GOAL
Here are some records; copy every line that holds the word "data".

EXERCISE MATERIALS
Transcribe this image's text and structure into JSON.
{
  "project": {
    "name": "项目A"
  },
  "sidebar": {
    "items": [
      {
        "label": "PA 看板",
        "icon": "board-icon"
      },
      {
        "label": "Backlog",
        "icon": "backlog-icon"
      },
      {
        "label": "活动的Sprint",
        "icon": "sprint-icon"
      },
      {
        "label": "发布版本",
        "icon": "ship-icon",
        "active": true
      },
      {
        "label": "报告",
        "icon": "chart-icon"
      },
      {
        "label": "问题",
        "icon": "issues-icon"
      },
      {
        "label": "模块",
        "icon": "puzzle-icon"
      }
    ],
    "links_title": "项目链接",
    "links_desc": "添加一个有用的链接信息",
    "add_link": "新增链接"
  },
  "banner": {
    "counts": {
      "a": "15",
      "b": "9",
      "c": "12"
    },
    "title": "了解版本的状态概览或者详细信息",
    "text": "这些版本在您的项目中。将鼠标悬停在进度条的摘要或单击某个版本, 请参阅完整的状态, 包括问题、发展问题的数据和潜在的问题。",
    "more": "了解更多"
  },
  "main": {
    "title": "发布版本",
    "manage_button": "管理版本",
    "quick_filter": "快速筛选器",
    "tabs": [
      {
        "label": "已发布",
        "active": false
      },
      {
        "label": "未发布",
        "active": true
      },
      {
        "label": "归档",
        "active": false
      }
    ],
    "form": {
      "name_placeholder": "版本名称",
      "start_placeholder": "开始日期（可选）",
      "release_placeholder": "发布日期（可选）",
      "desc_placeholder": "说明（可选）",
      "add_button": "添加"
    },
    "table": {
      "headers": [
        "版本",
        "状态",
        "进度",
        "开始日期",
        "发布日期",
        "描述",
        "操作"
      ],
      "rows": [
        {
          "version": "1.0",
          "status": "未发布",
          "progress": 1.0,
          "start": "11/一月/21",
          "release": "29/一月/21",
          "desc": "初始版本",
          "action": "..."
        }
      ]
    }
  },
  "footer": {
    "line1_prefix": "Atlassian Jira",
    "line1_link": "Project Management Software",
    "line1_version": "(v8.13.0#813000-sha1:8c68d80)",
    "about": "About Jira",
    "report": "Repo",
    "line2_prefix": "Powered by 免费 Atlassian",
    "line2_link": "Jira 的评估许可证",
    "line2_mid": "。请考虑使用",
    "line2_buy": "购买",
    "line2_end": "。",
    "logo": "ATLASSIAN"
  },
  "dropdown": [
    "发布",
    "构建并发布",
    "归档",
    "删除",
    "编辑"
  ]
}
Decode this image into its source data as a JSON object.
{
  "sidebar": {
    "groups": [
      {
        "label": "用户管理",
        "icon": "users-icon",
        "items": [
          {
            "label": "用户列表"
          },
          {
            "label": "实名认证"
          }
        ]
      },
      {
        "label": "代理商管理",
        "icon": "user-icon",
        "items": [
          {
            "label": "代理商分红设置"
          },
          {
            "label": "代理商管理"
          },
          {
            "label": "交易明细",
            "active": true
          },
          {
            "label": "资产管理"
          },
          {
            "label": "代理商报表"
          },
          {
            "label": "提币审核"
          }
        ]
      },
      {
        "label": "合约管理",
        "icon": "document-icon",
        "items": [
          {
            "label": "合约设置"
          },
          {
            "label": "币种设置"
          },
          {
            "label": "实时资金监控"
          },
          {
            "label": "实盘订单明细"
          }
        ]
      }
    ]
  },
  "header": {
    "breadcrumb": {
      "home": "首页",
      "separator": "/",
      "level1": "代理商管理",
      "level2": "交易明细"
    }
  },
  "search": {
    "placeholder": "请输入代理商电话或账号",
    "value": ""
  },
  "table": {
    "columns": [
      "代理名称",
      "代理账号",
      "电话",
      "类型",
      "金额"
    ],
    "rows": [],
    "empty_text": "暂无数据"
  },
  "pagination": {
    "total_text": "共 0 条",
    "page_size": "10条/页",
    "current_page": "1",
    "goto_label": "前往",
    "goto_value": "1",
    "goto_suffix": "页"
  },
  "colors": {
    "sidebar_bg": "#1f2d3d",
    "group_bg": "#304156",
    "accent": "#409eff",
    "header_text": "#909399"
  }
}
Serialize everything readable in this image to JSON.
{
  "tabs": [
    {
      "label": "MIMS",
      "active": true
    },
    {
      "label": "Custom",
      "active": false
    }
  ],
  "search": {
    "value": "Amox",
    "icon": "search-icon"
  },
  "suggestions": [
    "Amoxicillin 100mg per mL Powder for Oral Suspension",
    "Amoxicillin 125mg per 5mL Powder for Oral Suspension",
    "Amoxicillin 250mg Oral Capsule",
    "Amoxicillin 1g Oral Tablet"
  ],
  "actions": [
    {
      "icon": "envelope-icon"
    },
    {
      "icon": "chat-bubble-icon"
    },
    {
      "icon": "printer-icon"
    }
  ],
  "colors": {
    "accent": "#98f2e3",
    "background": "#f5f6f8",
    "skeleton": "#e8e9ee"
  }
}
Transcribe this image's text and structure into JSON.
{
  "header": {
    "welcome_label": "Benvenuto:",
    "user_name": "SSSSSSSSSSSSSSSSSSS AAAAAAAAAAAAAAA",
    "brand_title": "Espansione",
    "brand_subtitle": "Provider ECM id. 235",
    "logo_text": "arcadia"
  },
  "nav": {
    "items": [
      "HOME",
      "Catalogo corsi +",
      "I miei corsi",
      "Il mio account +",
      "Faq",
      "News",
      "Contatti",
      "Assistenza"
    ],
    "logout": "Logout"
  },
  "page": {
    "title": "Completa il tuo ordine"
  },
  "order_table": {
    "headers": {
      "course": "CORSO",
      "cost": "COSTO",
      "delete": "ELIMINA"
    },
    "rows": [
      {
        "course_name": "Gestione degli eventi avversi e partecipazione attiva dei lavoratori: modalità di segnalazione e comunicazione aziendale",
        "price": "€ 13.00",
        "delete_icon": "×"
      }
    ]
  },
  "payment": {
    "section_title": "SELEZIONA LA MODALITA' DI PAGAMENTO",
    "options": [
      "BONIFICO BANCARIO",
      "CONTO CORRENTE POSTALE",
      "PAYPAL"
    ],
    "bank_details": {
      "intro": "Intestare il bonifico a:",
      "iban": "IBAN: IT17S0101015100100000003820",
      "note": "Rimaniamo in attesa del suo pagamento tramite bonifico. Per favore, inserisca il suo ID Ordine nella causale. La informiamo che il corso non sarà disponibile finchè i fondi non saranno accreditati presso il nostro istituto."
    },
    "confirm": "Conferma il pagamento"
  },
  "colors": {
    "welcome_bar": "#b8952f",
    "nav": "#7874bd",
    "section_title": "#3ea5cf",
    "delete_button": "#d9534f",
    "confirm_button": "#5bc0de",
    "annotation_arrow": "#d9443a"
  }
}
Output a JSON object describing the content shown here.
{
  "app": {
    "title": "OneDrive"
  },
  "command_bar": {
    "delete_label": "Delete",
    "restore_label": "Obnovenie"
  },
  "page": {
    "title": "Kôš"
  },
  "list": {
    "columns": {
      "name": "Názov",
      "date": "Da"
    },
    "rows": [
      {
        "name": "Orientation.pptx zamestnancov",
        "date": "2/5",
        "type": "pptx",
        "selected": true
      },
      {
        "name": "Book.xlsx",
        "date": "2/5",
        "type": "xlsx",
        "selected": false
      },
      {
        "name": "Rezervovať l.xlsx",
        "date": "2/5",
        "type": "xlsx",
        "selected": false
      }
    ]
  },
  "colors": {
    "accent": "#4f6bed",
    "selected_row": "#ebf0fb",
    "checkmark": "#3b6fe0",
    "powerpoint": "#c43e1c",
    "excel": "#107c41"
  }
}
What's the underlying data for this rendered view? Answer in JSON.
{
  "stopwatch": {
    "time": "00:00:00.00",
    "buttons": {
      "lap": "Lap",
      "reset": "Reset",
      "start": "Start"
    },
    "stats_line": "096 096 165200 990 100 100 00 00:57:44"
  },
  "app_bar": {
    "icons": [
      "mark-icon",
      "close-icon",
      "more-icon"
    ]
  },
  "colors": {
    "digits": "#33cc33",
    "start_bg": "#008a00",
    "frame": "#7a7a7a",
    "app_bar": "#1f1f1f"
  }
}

FULL OUTPUT
Decode this image into its source data as a JSON object.
What's the underlying data for this rendered view? Answer in JSON.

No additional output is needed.